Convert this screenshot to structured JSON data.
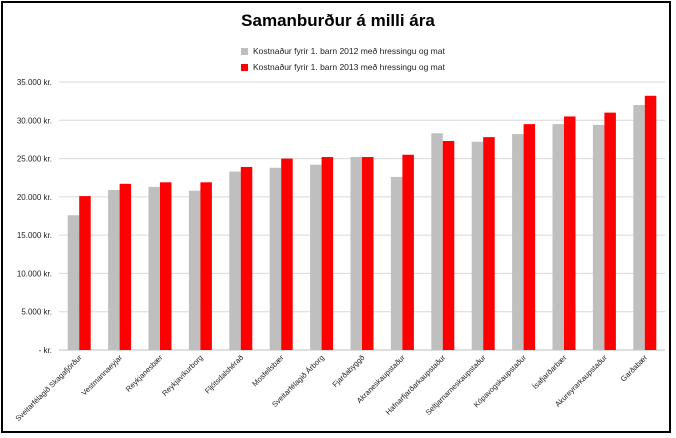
{
  "chart_data": {
    "type": "bar",
    "title": "Samanburður á milli ára",
    "categories": [
      "Sveitarfélagið Skagafjörður",
      "Vestmannaeyjar",
      "Reykjanesbær",
      "Reykjavíkurborg",
      "Fljótsdalshérað",
      "Mosfellsbær",
      "Sveitarfélagið Árborg",
      "Fjarðabyggð",
      "Akraneskaupstaður",
      "Hafnarfjarðarkaupstaður",
      "Seltjarnarneskaupstaður",
      "Kópavogskaupstaður",
      "Ísafjarðarbær",
      "Akureyrarkaupstaður",
      "Garðabær"
    ],
    "series": [
      {
        "name": "Kostnaður fyrir 1. barn 2012 með hressingu og mat",
        "color": "#bfbfbf",
        "values": [
          17600,
          20900,
          21300,
          20800,
          23300,
          23800,
          24200,
          25200,
          22600,
          28300,
          27200,
          28200,
          29500,
          29400,
          32000
        ]
      },
      {
        "name": "Kostnaður fyrir 1. barn 2013 með hressingu og mat",
        "color": "#ff0000",
        "values": [
          20100,
          21700,
          21900,
          21900,
          23900,
          25000,
          25200,
          25200,
          25500,
          27300,
          27800,
          29500,
          30500,
          31000,
          33200
        ]
      }
    ],
    "ylim": [
      0,
      35000
    ],
    "yticks": [
      0,
      5000,
      10000,
      15000,
      20000,
      25000,
      30000,
      35000
    ],
    "ytick_labels": [
      "-   kr.",
      "5.000 kr.",
      "10.000 kr.",
      "15.000 kr.",
      "20.000 kr.",
      "25.000 kr.",
      "30.000 kr.",
      "35.000 kr."
    ],
    "xlabel": "",
    "ylabel": "",
    "grid": true,
    "legend_position": "top-center"
  }
}
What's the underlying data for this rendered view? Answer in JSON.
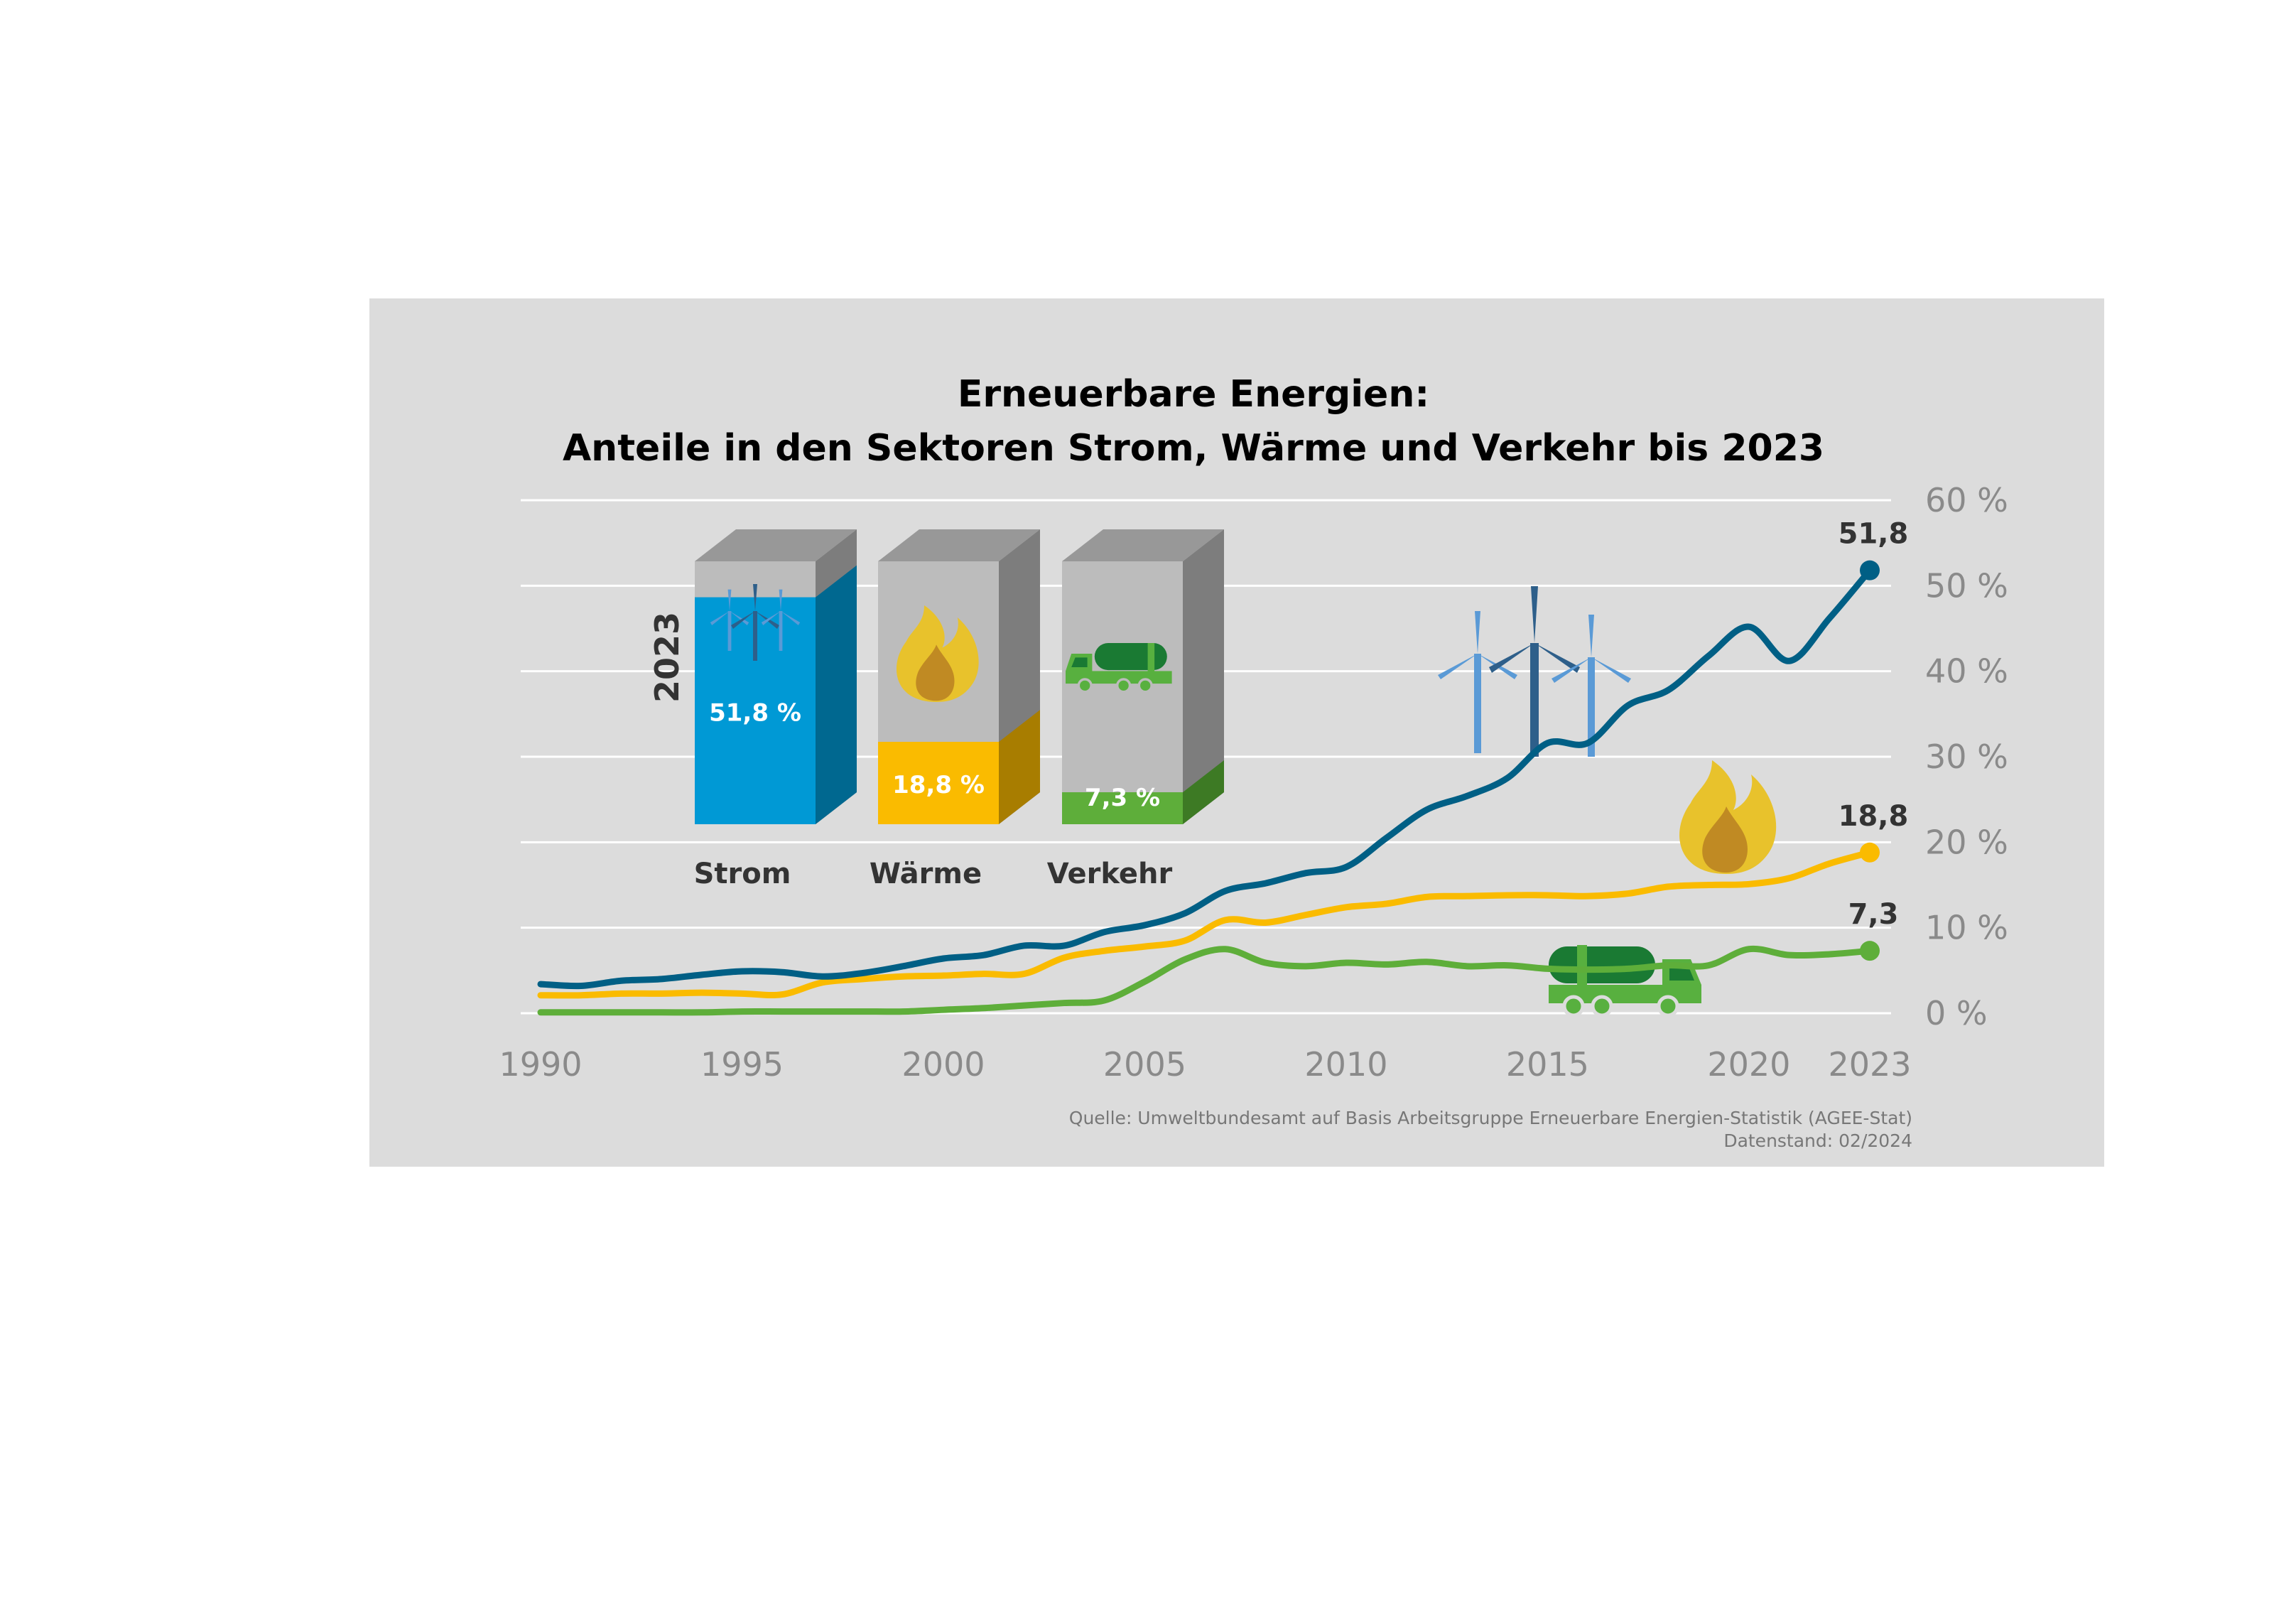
{
  "chart_data": {
    "type": "line",
    "title_line1": "Erneuerbare Energien:",
    "title_line2": "Anteile in den Sektoren Strom, Wärme und Verkehr bis 2023",
    "xlabel": "",
    "ylabel": "",
    "xlim": [
      1990,
      2023
    ],
    "ylim": [
      0,
      60
    ],
    "grid": true,
    "x_ticks": [
      1990,
      1995,
      2000,
      2005,
      2010,
      2015,
      2020,
      2023
    ],
    "y_ticks": [
      0,
      10,
      20,
      30,
      40,
      50,
      60
    ],
    "y_tick_labels": [
      "0 %",
      "10 %",
      "20 %",
      "30 %",
      "40 %",
      "50 %",
      "60 %"
    ],
    "x": [
      1990,
      1991,
      1992,
      1993,
      1994,
      1995,
      1996,
      1997,
      1998,
      1999,
      2000,
      2001,
      2002,
      2003,
      2004,
      2005,
      2006,
      2007,
      2008,
      2009,
      2010,
      2011,
      2012,
      2013,
      2014,
      2015,
      2016,
      2017,
      2018,
      2019,
      2020,
      2021,
      2022,
      2023
    ],
    "series": [
      {
        "key": "strom",
        "color": "#005f85",
        "values": [
          3.4,
          3.2,
          3.8,
          4.0,
          4.5,
          4.9,
          4.8,
          4.3,
          4.7,
          5.5,
          6.4,
          6.8,
          7.9,
          7.9,
          9.5,
          10.3,
          11.7,
          14.3,
          15.2,
          16.4,
          17.1,
          20.5,
          23.8,
          25.4,
          27.5,
          31.6,
          31.6,
          36.0,
          37.8,
          41.8,
          45.2,
          41.2,
          46.2,
          51.8
        ],
        "end_label": "51,8"
      },
      {
        "key": "waerme",
        "color": "#fabb00",
        "values": [
          2.1,
          2.1,
          2.3,
          2.3,
          2.4,
          2.3,
          2.2,
          3.6,
          4.0,
          4.3,
          4.4,
          4.6,
          4.6,
          6.5,
          7.3,
          7.8,
          8.5,
          10.9,
          10.6,
          11.5,
          12.4,
          12.8,
          13.6,
          13.7,
          13.8,
          13.8,
          13.7,
          14.0,
          14.8,
          15.0,
          15.1,
          15.8,
          17.5,
          18.8
        ],
        "end_label": "18,8"
      },
      {
        "key": "verkehr",
        "color": "#5eae3a",
        "values": [
          0.1,
          0.1,
          0.1,
          0.1,
          0.1,
          0.2,
          0.2,
          0.2,
          0.2,
          0.2,
          0.4,
          0.6,
          0.9,
          1.2,
          1.5,
          3.7,
          6.3,
          7.5,
          5.9,
          5.5,
          5.9,
          5.7,
          6.0,
          5.5,
          5.6,
          5.2,
          5.1,
          5.2,
          5.6,
          5.6,
          7.5,
          6.8,
          6.9,
          7.3
        ],
        "end_label": "7,3"
      }
    ],
    "inset_year": "2023",
    "bars": [
      {
        "name": "Strom",
        "value": 51.8,
        "label": "51,8 %",
        "color": "#0099d5",
        "shade": "#006890",
        "icon": "wind-turbine-icon"
      },
      {
        "name": "Wärme",
        "value": 18.8,
        "label": "18,8 %",
        "color": "#fabb00",
        "shade": "#a87d00",
        "icon": "flame-icon"
      },
      {
        "name": "Verkehr",
        "value": 7.3,
        "label": "7,3 %",
        "color": "#5eae3a",
        "shade": "#3d7a24",
        "icon": "tank-truck-icon"
      }
    ],
    "source_line1": "Quelle: Umweltbundesamt auf Basis Arbeitsgruppe Erneuerbare Energien-Statistik (AGEE-Stat)",
    "source_line2": "Datenstand: 02/2024"
  }
}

Written task:
Restate the full listing verbatim and drop every picture.

Solution to this task:
Convert this screenshot to structured JSON data.
{
  "chart_data": {
    "type": "bar",
    "title": "Samanburður á milli ára",
    "categories": [
      "Sveitarfélagið Skagafjörður",
      "Vestmannaeyjar",
      "Reykjanesbær",
      "Reykjavíkurborg",
      "Fljótsdalshérað",
      "Mosfellsbær",
      "Sveitarfélagið Árborg",
      "Fjarðabyggð",
      "Akraneskaupstaður",
      "Hafnarfjarðarkaupstaður",
      "Seltjarnarneskaupstaður",
      "Kópavogskaupstaður",
      "Ísafjarðarbær",
      "Akureyrarkaupstaður",
      "Garðabær"
    ],
    "series": [
      {
        "name": "Kostnaður fyrir 1. barn 2012 með hressingu og mat",
        "color": "#bfbfbf",
        "values": [
          17600,
          20900,
          21300,
          20800,
          23300,
          23800,
          24200,
          25200,
          22600,
          28300,
          27200,
          28200,
          29500,
          29400,
          32000
        ]
      },
      {
        "name": "Kostnaður fyrir 1. barn 2013 með hressingu og mat",
        "color": "#ff0000",
        "values": [
          20100,
          21700,
          21900,
          21900,
          23900,
          25000,
          25200,
          25200,
          25500,
          27300,
          27800,
          29500,
          30500,
          31000,
          33200
        ]
      }
    ],
    "ylim": [
      0,
      35000
    ],
    "yticks": [
      0,
      5000,
      10000,
      15000,
      20000,
      25000,
      30000,
      35000
    ],
    "ytick_labels": [
      "-   kr.",
      "5.000 kr.",
      "10.000 kr.",
      "15.000 kr.",
      "20.000 kr.",
      "25.000 kr.",
      "30.000 kr.",
      "35.000 kr."
    ],
    "xlabel": "",
    "ylabel": "",
    "grid": true,
    "legend_position": "top-center"
  }
}
What's the underlying data for this rendered view? Answer in JSON.
{
  "chart_data": {
    "type": "line",
    "title_line1": "Erneuerbare Energien:",
    "title_line2": "Anteile in den Sektoren Strom, Wärme und Verkehr bis 2023",
    "xlabel": "",
    "ylabel": "",
    "xlim": [
      1990,
      2023
    ],
    "ylim": [
      0,
      60
    ],
    "grid": true,
    "x_ticks": [
      1990,
      1995,
      2000,
      2005,
      2010,
      2015,
      2020,
      2023
    ],
    "y_ticks": [
      0,
      10,
      20,
      30,
      40,
      50,
      60
    ],
    "y_tick_labels": [
      "0 %",
      "10 %",
      "20 %",
      "30 %",
      "40 %",
      "50 %",
      "60 %"
    ],
    "x": [
      1990,
      1991,
      1992,
      1993,
      1994,
      1995,
      1996,
      1997,
      1998,
      1999,
      2000,
      2001,
      2002,
      2003,
      2004,
      2005,
      2006,
      2007,
      2008,
      2009,
      2010,
      2011,
      2012,
      2013,
      2014,
      2015,
      2016,
      2017,
      2018,
      2019,
      2020,
      2021,
      2022,
      2023
    ],
    "series": [
      {
        "key": "strom",
        "color": "#005f85",
        "values": [
          3.4,
          3.2,
          3.8,
          4.0,
          4.5,
          4.9,
          4.8,
          4.3,
          4.7,
          5.5,
          6.4,
          6.8,
          7.9,
          7.9,
          9.5,
          10.3,
          11.7,
          14.3,
          15.2,
          16.4,
          17.1,
          20.5,
          23.8,
          25.4,
          27.5,
          31.6,
          31.6,
          36.0,
          37.8,
          41.8,
          45.2,
          41.2,
          46.2,
          51.8
        ],
        "end_label": "51,8"
      },
      {
        "key": "waerme",
        "color": "#fabb00",
        "values": [
          2.1,
          2.1,
          2.3,
          2.3,
          2.4,
          2.3,
          2.2,
          3.6,
          4.0,
          4.3,
          4.4,
          4.6,
          4.6,
          6.5,
          7.3,
          7.8,
          8.5,
          10.9,
          10.6,
          11.5,
          12.4,
          12.8,
          13.6,
          13.7,
          13.8,
          13.8,
          13.7,
          14.0,
          14.8,
          15.0,
          15.1,
          15.8,
          17.5,
          18.8
        ],
        "end_label": "18,8"
      },
      {
        "key": "verkehr",
        "color": "#5eae3a",
        "values": [
          0.1,
          0.1,
          0.1,
          0.1,
          0.1,
          0.2,
          0.2,
          0.2,
          0.2,
          0.2,
          0.4,
          0.6,
          0.9,
          1.2,
          1.5,
          3.7,
          6.3,
          7.5,
          5.9,
          5.5,
          5.9,
          5.7,
          6.0,
          5.5,
          5.6,
          5.2,
          5.1,
          5.2,
          5.6,
          5.6,
          7.5,
          6.8,
          6.9,
          7.3
        ],
        "end_label": "7,3"
      }
    ],
    "inset_year": "2023",
    "bars": [
      {
        "name": "Strom",
        "value": 51.8,
        "label": "51,8 %",
        "color": "#0099d5",
        "shade": "#006890",
        "icon": "wind-turbine-icon"
      },
      {
        "name": "Wärme",
        "value": 18.8,
        "label": "18,8 %",
        "color": "#fabb00",
        "shade": "#a87d00",
        "icon": "flame-icon"
      },
      {
        "name": "Verkehr",
        "value": 7.3,
        "label": "7,3 %",
        "color": "#5eae3a",
        "shade": "#3d7a24",
        "icon": "tank-truck-icon"
      }
    ],
    "source_line1": "Quelle: Umweltbundesamt auf Basis Arbeitsgruppe Erneuerbare Energien-Statistik (AGEE-Stat)",
    "source_line2": "Datenstand: 02/2024"
  }
}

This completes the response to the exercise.